**Task directions**
Write out every line of the following material verbatim.
----
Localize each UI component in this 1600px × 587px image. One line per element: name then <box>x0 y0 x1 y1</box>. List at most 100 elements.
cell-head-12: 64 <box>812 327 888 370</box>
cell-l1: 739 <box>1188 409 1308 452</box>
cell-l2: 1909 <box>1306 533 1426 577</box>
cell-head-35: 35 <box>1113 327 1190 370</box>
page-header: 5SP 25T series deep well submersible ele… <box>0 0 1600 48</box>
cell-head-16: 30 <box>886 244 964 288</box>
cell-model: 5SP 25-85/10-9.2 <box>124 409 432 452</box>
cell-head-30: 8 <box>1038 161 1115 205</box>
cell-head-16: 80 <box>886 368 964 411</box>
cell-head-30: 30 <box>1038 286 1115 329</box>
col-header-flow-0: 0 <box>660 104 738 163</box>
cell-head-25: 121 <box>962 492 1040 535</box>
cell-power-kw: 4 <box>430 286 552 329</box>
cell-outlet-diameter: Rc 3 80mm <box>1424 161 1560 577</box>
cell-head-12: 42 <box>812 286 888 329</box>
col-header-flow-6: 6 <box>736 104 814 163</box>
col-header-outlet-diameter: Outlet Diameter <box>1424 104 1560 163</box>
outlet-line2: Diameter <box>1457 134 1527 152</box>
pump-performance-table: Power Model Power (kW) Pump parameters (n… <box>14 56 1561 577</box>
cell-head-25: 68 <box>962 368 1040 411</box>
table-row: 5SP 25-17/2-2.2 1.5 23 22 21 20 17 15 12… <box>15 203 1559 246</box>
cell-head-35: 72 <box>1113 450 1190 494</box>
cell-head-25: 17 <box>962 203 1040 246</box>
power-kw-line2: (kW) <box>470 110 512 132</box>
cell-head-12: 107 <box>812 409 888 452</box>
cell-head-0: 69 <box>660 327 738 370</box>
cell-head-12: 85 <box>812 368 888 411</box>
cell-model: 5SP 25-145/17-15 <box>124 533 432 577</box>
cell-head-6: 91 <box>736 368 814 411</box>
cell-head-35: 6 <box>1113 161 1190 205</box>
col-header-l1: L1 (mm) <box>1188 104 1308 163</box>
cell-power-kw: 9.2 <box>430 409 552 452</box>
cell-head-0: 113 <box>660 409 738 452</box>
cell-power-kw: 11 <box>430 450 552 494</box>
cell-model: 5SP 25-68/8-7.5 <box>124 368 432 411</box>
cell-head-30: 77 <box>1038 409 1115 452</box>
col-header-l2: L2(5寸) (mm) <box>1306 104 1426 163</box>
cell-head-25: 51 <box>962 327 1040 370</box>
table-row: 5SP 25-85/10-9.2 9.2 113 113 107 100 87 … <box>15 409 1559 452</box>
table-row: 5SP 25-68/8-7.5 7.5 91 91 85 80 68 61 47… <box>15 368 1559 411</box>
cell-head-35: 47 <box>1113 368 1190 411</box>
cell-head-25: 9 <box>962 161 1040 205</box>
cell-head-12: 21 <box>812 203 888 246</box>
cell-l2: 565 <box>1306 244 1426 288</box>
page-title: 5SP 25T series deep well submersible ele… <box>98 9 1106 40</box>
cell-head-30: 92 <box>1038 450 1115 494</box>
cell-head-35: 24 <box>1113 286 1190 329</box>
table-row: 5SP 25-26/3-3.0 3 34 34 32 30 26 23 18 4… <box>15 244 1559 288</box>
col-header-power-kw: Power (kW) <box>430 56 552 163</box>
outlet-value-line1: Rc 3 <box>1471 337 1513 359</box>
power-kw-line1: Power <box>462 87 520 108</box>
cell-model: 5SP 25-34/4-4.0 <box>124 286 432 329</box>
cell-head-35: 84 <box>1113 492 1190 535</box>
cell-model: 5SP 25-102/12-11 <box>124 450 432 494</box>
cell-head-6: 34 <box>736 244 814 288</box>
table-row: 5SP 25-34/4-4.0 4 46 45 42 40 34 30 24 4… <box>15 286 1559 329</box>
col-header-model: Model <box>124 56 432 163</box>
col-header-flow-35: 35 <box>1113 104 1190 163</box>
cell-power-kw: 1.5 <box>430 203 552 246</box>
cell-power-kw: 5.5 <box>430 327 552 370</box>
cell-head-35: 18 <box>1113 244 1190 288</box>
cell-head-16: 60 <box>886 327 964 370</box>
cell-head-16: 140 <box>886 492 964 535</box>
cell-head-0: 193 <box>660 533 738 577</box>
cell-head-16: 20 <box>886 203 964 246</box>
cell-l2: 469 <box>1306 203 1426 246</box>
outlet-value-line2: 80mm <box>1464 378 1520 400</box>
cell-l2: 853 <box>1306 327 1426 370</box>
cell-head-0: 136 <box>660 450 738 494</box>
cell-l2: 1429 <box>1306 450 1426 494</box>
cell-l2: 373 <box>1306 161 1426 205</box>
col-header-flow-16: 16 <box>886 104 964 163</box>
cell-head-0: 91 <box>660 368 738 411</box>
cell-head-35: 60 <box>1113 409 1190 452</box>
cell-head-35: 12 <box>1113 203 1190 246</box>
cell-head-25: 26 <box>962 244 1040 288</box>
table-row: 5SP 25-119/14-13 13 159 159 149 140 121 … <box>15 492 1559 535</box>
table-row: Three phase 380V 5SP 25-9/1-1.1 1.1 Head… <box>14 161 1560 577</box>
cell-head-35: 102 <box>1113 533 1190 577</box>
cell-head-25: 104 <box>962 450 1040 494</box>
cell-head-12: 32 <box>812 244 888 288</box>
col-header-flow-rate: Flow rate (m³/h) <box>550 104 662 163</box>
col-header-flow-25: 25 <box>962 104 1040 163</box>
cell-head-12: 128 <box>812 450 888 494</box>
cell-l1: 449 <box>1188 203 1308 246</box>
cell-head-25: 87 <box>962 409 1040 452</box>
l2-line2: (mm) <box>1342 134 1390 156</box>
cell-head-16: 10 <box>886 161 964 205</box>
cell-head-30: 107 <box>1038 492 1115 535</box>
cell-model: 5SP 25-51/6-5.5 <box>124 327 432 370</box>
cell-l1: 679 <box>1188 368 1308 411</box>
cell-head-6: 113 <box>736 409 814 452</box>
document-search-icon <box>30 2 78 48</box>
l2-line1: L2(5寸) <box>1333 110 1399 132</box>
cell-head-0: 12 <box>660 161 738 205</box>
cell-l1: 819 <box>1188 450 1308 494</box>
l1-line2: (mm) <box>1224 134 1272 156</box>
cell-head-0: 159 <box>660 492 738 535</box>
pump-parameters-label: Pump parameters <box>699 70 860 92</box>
----
**The output**
Localize each UI component in this 1600px × 587px image. One line per element: name then <box>x0 y0 x1 y1</box>. List at most 100 elements.
cell-head-12: 64 <box>812 327 888 370</box>
cell-l1: 739 <box>1188 409 1308 452</box>
cell-l2: 1909 <box>1306 533 1426 577</box>
cell-head-35: 35 <box>1113 327 1190 370</box>
page-header: 5SP 25T series deep well submersible ele… <box>0 0 1600 48</box>
cell-head-16: 30 <box>886 244 964 288</box>
cell-model: 5SP 25-85/10-9.2 <box>124 409 432 452</box>
cell-head-30: 8 <box>1038 161 1115 205</box>
cell-head-16: 80 <box>886 368 964 411</box>
cell-head-30: 30 <box>1038 286 1115 329</box>
col-header-flow-0: 0 <box>660 104 738 163</box>
cell-head-25: 121 <box>962 492 1040 535</box>
cell-power-kw: 4 <box>430 286 552 329</box>
cell-outlet-diameter: Rc 3 80mm <box>1424 161 1560 577</box>
cell-head-12: 42 <box>812 286 888 329</box>
col-header-flow-6: 6 <box>736 104 814 163</box>
col-header-outlet-diameter: Outlet Diameter <box>1424 104 1560 163</box>
outlet-line2: Diameter <box>1457 134 1527 152</box>
pump-performance-table: Power Model Power (kW) Pump parameters (n… <box>14 56 1561 577</box>
cell-head-25: 68 <box>962 368 1040 411</box>
table-row: 5SP 25-17/2-2.2 1.5 23 22 21 20 17 15 12… <box>15 203 1559 246</box>
cell-head-35: 72 <box>1113 450 1190 494</box>
cell-head-25: 17 <box>962 203 1040 246</box>
power-kw-line2: (kW) <box>470 110 512 132</box>
cell-head-12: 107 <box>812 409 888 452</box>
cell-head-0: 69 <box>660 327 738 370</box>
cell-head-12: 85 <box>812 368 888 411</box>
cell-model: 5SP 25-145/17-15 <box>124 533 432 577</box>
cell-head-6: 91 <box>736 368 814 411</box>
cell-head-35: 6 <box>1113 161 1190 205</box>
col-header-l1: L1 (mm) <box>1188 104 1308 163</box>
cell-power-kw: 9.2 <box>430 409 552 452</box>
cell-head-0: 113 <box>660 409 738 452</box>
cell-power-kw: 11 <box>430 450 552 494</box>
cell-model: 5SP 25-68/8-7.5 <box>124 368 432 411</box>
cell-head-30: 77 <box>1038 409 1115 452</box>
col-header-l2: L2(5寸) (mm) <box>1306 104 1426 163</box>
cell-head-25: 51 <box>962 327 1040 370</box>
table-row: 5SP 25-85/10-9.2 9.2 113 113 107 100 87 … <box>15 409 1559 452</box>
table-row: 5SP 25-68/8-7.5 7.5 91 91 85 80 68 61 47… <box>15 368 1559 411</box>
cell-head-35: 47 <box>1113 368 1190 411</box>
cell-head-25: 9 <box>962 161 1040 205</box>
cell-head-12: 21 <box>812 203 888 246</box>
cell-l2: 565 <box>1306 244 1426 288</box>
page-title: 5SP 25T series deep well submersible ele… <box>98 9 1106 40</box>
cell-head-30: 92 <box>1038 450 1115 494</box>
cell-head-35: 24 <box>1113 286 1190 329</box>
table-row: 5SP 25-26/3-3.0 3 34 34 32 30 26 23 18 4… <box>15 244 1559 288</box>
col-header-power-kw: Power (kW) <box>430 56 552 163</box>
outlet-value-line1: Rc 3 <box>1471 337 1513 359</box>
power-kw-line1: Power <box>462 87 520 108</box>
cell-model: 5SP 25-34/4-4.0 <box>124 286 432 329</box>
cell-head-35: 84 <box>1113 492 1190 535</box>
cell-model: 5SP 25-102/12-11 <box>124 450 432 494</box>
cell-head-6: 34 <box>736 244 814 288</box>
table-row: 5SP 25-34/4-4.0 4 46 45 42 40 34 30 24 4… <box>15 286 1559 329</box>
col-header-model: Model <box>124 56 432 163</box>
col-header-flow-35: 35 <box>1113 104 1190 163</box>
cell-power-kw: 1.5 <box>430 203 552 246</box>
cell-power-kw: 5.5 <box>430 327 552 370</box>
cell-head-35: 18 <box>1113 244 1190 288</box>
cell-head-16: 60 <box>886 327 964 370</box>
cell-head-16: 140 <box>886 492 964 535</box>
cell-head-0: 193 <box>660 533 738 577</box>
cell-head-16: 20 <box>886 203 964 246</box>
cell-l2: 469 <box>1306 203 1426 246</box>
outlet-value-line2: 80mm <box>1464 378 1520 400</box>
cell-l2: 853 <box>1306 327 1426 370</box>
cell-head-0: 136 <box>660 450 738 494</box>
cell-l2: 1429 <box>1306 450 1426 494</box>
cell-l2: 373 <box>1306 161 1426 205</box>
col-header-flow-16: 16 <box>886 104 964 163</box>
cell-head-0: 91 <box>660 368 738 411</box>
cell-head-35: 60 <box>1113 409 1190 452</box>
cell-head-35: 12 <box>1113 203 1190 246</box>
cell-head-25: 26 <box>962 244 1040 288</box>
table-row: 5SP 25-119/14-13 13 159 159 149 140 121 … <box>15 492 1559 535</box>
table-row: Three phase 380V 5SP 25-9/1-1.1 1.1 Head… <box>14 161 1560 577</box>
cell-head-35: 102 <box>1113 533 1190 577</box>
cell-head-25: 104 <box>962 450 1040 494</box>
cell-head-12: 32 <box>812 244 888 288</box>
col-header-flow-rate: Flow rate (m³/h) <box>550 104 662 163</box>
col-header-flow-25: 25 <box>962 104 1040 163</box>
cell-head-12: 128 <box>812 450 888 494</box>
cell-l1: 449 <box>1188 203 1308 246</box>
cell-head-25: 87 <box>962 409 1040 452</box>
l2-line2: (mm) <box>1342 134 1390 156</box>
cell-head-16: 10 <box>886 161 964 205</box>
cell-head-30: 107 <box>1038 492 1115 535</box>
cell-model: 5SP 25-51/6-5.5 <box>124 327 432 370</box>
cell-l1: 679 <box>1188 368 1308 411</box>
cell-head-6: 113 <box>736 409 814 452</box>
document-search-icon <box>30 2 78 48</box>
l2-line1: L2(5寸) <box>1333 110 1399 132</box>
cell-head-0: 12 <box>660 161 738 205</box>
cell-l1: 819 <box>1188 450 1308 494</box>
l1-line2: (mm) <box>1224 134 1272 156</box>
cell-head-0: 159 <box>660 492 738 535</box>
pump-parameters-label: Pump parameters <box>699 70 860 92</box>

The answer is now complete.